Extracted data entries

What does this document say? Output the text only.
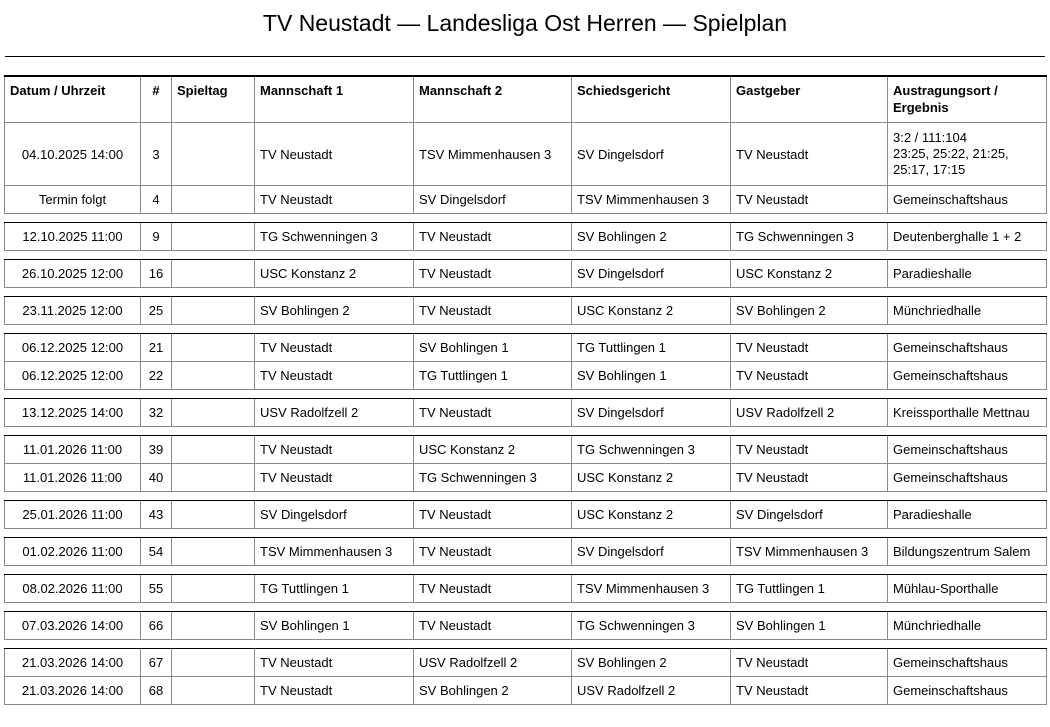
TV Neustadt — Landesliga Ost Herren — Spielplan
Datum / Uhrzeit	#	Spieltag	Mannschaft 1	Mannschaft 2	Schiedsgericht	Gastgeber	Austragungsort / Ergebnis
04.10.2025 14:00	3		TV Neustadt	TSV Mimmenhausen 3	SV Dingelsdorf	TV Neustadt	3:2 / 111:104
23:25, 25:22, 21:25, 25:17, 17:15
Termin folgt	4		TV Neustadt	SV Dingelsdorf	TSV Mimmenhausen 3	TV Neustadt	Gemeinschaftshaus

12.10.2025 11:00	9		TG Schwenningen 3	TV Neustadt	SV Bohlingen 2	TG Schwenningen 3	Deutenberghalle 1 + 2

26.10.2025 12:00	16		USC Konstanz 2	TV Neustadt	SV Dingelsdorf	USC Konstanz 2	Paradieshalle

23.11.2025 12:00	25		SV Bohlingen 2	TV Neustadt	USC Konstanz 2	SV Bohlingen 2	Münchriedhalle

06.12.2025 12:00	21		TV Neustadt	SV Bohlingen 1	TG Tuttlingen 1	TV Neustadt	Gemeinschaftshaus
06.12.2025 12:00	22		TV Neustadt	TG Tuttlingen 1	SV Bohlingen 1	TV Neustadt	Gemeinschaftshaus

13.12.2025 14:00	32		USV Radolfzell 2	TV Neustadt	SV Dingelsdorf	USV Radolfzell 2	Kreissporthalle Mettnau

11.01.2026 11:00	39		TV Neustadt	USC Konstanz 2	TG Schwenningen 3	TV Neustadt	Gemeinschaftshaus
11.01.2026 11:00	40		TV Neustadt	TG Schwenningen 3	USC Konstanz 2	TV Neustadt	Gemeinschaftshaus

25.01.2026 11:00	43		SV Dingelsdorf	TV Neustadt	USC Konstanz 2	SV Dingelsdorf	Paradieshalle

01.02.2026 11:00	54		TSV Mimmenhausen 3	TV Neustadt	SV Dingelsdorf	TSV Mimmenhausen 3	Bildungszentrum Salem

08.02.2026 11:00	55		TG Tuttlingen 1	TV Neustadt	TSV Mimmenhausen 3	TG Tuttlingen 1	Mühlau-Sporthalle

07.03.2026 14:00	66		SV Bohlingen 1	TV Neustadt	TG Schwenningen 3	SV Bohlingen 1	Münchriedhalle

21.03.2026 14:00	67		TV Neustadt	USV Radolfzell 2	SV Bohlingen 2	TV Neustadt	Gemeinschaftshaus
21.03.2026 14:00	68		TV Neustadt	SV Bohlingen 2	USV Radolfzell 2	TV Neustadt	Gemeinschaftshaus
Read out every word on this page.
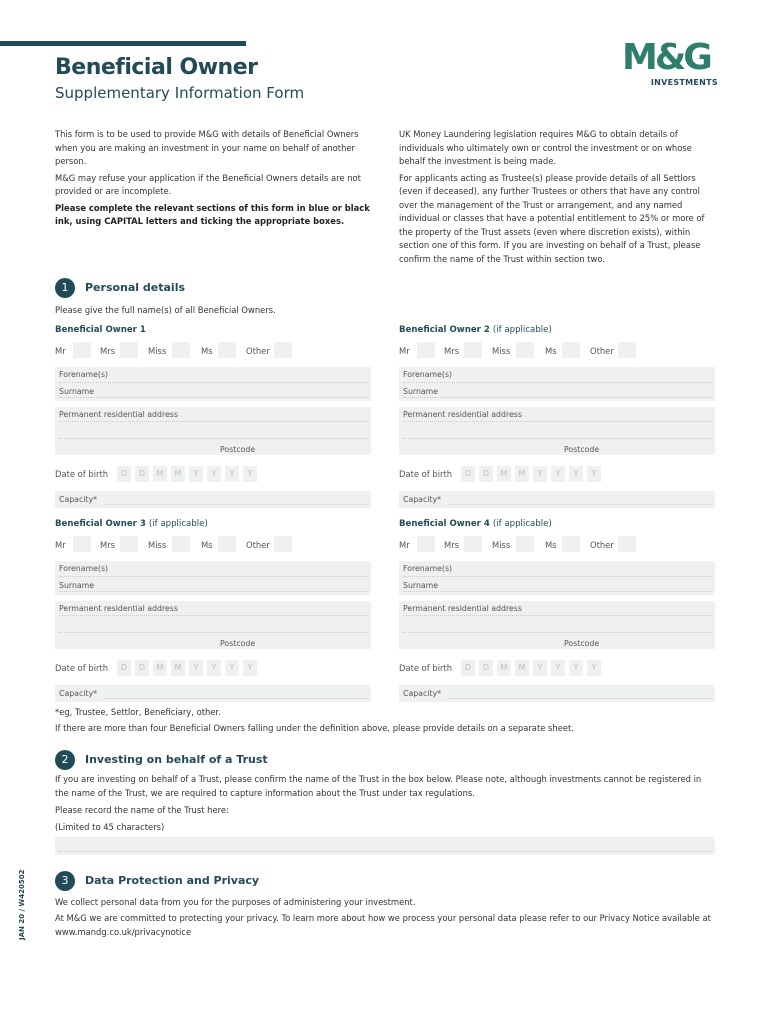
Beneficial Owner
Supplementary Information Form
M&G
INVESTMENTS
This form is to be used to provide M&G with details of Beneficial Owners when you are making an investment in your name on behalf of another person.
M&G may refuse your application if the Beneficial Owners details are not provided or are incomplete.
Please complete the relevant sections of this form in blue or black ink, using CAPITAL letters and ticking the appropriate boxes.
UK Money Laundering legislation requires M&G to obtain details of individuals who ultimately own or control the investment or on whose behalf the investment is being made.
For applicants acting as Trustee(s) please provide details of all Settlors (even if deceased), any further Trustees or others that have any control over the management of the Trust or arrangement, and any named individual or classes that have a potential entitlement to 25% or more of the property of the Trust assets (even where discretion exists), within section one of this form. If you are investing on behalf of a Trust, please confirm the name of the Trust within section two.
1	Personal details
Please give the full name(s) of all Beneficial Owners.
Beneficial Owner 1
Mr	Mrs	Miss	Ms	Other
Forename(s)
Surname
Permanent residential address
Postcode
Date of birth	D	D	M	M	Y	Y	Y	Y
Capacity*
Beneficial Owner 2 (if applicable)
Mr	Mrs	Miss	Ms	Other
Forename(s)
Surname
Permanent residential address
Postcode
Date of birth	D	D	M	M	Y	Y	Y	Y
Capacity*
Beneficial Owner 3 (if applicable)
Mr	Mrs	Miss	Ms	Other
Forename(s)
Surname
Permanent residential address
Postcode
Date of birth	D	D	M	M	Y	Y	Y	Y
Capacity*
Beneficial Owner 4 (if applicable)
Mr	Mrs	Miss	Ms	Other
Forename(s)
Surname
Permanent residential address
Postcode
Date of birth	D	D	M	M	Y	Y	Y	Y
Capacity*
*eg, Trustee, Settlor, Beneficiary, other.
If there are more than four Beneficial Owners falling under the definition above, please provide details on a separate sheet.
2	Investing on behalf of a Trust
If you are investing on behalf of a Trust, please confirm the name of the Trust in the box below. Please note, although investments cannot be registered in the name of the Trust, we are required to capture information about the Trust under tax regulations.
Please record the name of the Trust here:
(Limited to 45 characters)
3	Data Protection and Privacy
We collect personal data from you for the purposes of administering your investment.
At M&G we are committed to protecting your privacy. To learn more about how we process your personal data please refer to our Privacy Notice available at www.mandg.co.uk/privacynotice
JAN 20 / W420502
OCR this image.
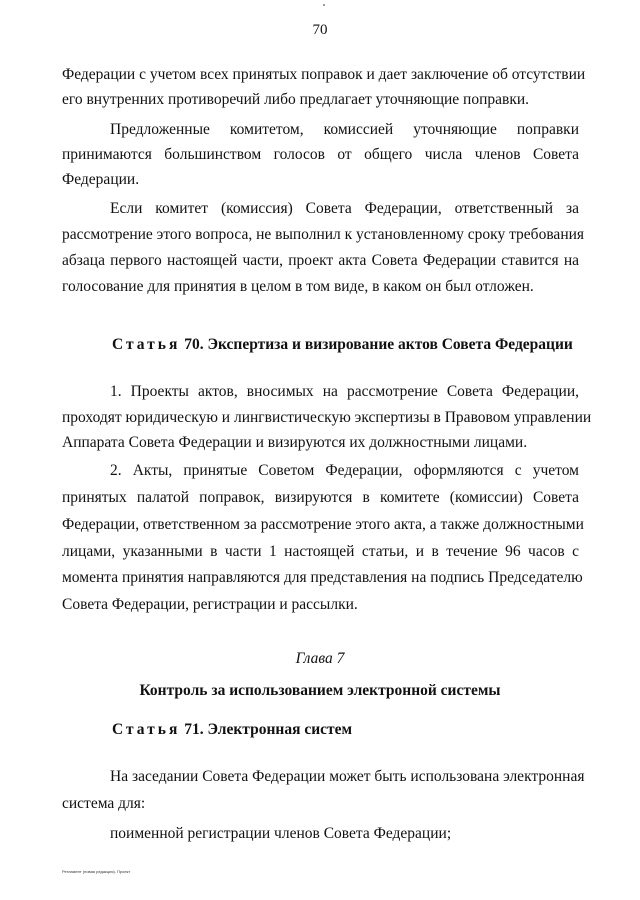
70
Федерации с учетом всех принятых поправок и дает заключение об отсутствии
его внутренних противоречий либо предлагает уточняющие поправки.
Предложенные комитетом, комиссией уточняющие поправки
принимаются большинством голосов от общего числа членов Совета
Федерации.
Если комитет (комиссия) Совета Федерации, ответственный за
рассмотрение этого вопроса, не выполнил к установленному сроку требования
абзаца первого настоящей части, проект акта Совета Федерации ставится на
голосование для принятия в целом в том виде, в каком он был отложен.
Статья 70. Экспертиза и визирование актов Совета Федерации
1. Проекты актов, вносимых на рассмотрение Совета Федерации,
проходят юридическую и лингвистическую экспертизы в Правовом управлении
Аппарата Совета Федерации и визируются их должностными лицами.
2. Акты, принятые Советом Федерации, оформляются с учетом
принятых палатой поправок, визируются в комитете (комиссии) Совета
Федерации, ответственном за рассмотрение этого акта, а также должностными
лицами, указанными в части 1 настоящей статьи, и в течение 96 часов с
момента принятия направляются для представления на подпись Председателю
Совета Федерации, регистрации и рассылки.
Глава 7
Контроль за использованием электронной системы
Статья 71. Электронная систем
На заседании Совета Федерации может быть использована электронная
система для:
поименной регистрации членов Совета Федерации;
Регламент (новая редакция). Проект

*Short problem:* All lines above with "Privacy" in them should be returned.

*Finished exercise:*
3	Data Protection and Privacy
At M&G we are committed to protecting your privacy. To learn more about how we process your personal data please refer to our Privacy Notice available at www.mandg.co.uk/privacynotice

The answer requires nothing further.